Als nächste Wortmeldung habe ich die Wortmeldung von Frau Kollegin Wolff von der CDU-Fraktion vorliegen. Bitte schön, Frau Kollegin Wolff.

Frau Präsidentin, meine sehr verehrten Damen und Herren! Es ist in der Tat so: Der Urheberschutz ist auch im Internet keine Verfügungsmasse. Er darf es nicht sein. Dafür müssen die Mechanismen neu justiert werden. Dazu braucht es im Zweifelsfall eine Anpassung des Rechts. Es muss gewährleistet sein, dass auch im Internet gilt, dass sich Leistung lohnen muss, dass derjenige, der etwas erarbeitet, dessen geistiges Eigentum etwas ist, auch den Ertrag davon haben kann, und zwar in Person und unabhängig davon, wie er sich organisiert, um sein Einkommen zu erzielen. Es muss unabhängig davon sein, ob das individuell passiert oder ob das in einer Gemeinschaft von Schöpfern geistigen Eigentums oder in einem neu justier

ten Interessenausgleich mit Verwertungsgesellschaften geschieht. Ich glaube, es besteht Einigkeit darüber, dass dort neu zu justieren ist.

Wenn man sich den Antrag anschaut, muss ich dazu allerdings schon sagen, dass dort jemand aufs Trittbrett aufgesprungen ist.

(Holger Bellino (CDU): Sehr richtig!)

Das Hohelied der Verteidigung der Freiheit:

(Willi van Ooyen (DIE LINKE): Sie waren am Anfang dabei!)

Ich bin mir nicht so sicher, ob ich da die LINKEN für die glaubwürdigsten Zeugen halte.

(Beifall bei der CDU und der FDP)

Zu den Verwertungsgesellschaften. Es besteht Einigkeit darüber, dass zwischen den tatsächlichen Urhebern geistigen Eigentums und den Verwertungsgesellschaften neu ausgeglichen werden muss. Das ist nicht die Frage.

(Zuruf des Abg. Willi van Ooyen (DIE LINKE))

Ich komme zum dritten Punkt. Eigentlich wollen Sie die Vergemeinschaftung des geistigen Eigentums. Das ist nun wiederum die Kostenlos-Gesellschaft, die Copy-andPaste-Gesellschaft, die wir gerade nicht brauchen können.

==========

▶ **BITTE BEARBEITEN**:
1. Beantworte diese Fragen zur Rede zum Urheberschutz:
(a) Welcher Fraktion gehört Frau Kollegin Wolff an?
(b) Wer ruft „Sehr richtig!“ dazwischen?
(c) Bei welchen Fraktionen gibt es Beifall?
2. Führe die Rede zum Urheberschutz nach ihrem letzten Satz weiter.

Einträge eines Datensatzes:
==========

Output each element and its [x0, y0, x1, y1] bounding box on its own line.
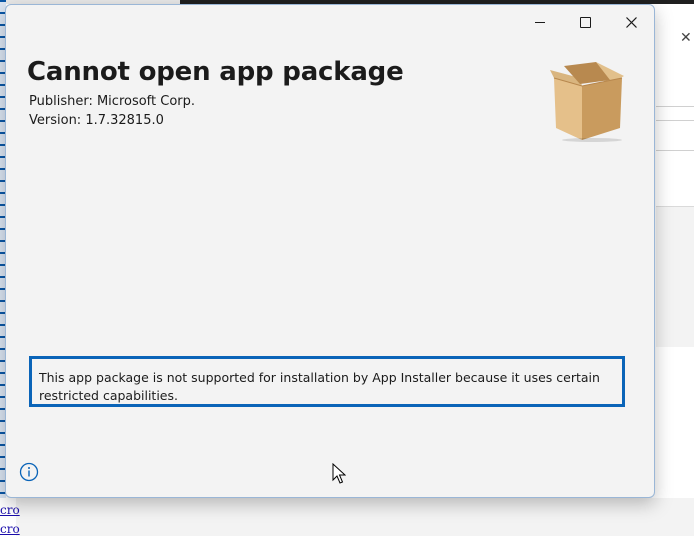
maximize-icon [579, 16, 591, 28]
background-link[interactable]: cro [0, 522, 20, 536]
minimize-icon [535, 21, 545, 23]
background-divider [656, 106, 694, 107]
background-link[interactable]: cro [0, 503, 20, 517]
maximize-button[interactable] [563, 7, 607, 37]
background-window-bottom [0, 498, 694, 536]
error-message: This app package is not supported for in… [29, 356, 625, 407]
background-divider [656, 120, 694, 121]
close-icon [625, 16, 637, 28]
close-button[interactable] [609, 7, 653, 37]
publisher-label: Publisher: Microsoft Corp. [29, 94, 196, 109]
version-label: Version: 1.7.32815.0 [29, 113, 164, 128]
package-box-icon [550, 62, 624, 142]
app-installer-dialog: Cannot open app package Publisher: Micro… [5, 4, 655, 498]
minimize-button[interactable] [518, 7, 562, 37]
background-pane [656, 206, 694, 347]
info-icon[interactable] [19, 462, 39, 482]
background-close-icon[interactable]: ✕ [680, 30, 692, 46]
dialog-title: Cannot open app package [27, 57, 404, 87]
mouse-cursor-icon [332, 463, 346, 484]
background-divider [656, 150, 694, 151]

==========

▶ **LÖSUNGEN**:
1.
(a) Der CDU-Fraktion.
(b) Holger Bellino (CDU).
(c) Bei der CDU und der FDP.

2.
(Beifall bei Abgeordneten der CDU – Günter Ru- dolph (SPD): Guttenberg lässt grüßen!)

Man muss sich irgendwann einmal entscheiden, was man eigentlich will und was man kritisieren will. Wenn man schreibt: „Wissen und Kulturgüter sind eine Ressource, die nicht weniger wird, wenn man sie teilt“, dann kommen mir die einen oder anderen Bedenken.

Ich komme nun zurück zum eigentlichen Ansatz von ACTA. Es ist genug darüber gesagt worden, dass es nicht hinreichend transparent diskutiert worden und deswegen böse aufgestoßen ist.

(Zuruf des Abg. Willi van Ooyen (DIE LINKE))

Das ursprüngliche Anliegen ist es aber gewesen, vor Produktpiraterie zu schützen.

Die Notwendigkeit dazu kann man sich jedes Jahr bei der Plagiarius-Verleihung auf der Ambiente anschauen. Das kann man sich auch im Internet betrachten. Durch Plagiate entsteht den Wirtschaften in Europa jährlich ein Schaden von mindestens 8 Milliarden €.

(Jürgen Lenders (FDP): Ja!)

Das ist ein Schaden für die Industrie, für den produzierenden Mittelstand, für die Erfinder, für den Staat, der keine Steuern einnimmt.

(Michael Boddenberg (CDU): Arbeitsplätze!)

Dadurch entstehen keine Arbeitsplätze oder werden zerstört. Meine sehr verehrten Damen und Herren, dagegen muss etwas getan werden. Es ist bedauerlich, dass es so schlecht gehandhabt worden ist.

(Beifall bei der CDU und der FDP)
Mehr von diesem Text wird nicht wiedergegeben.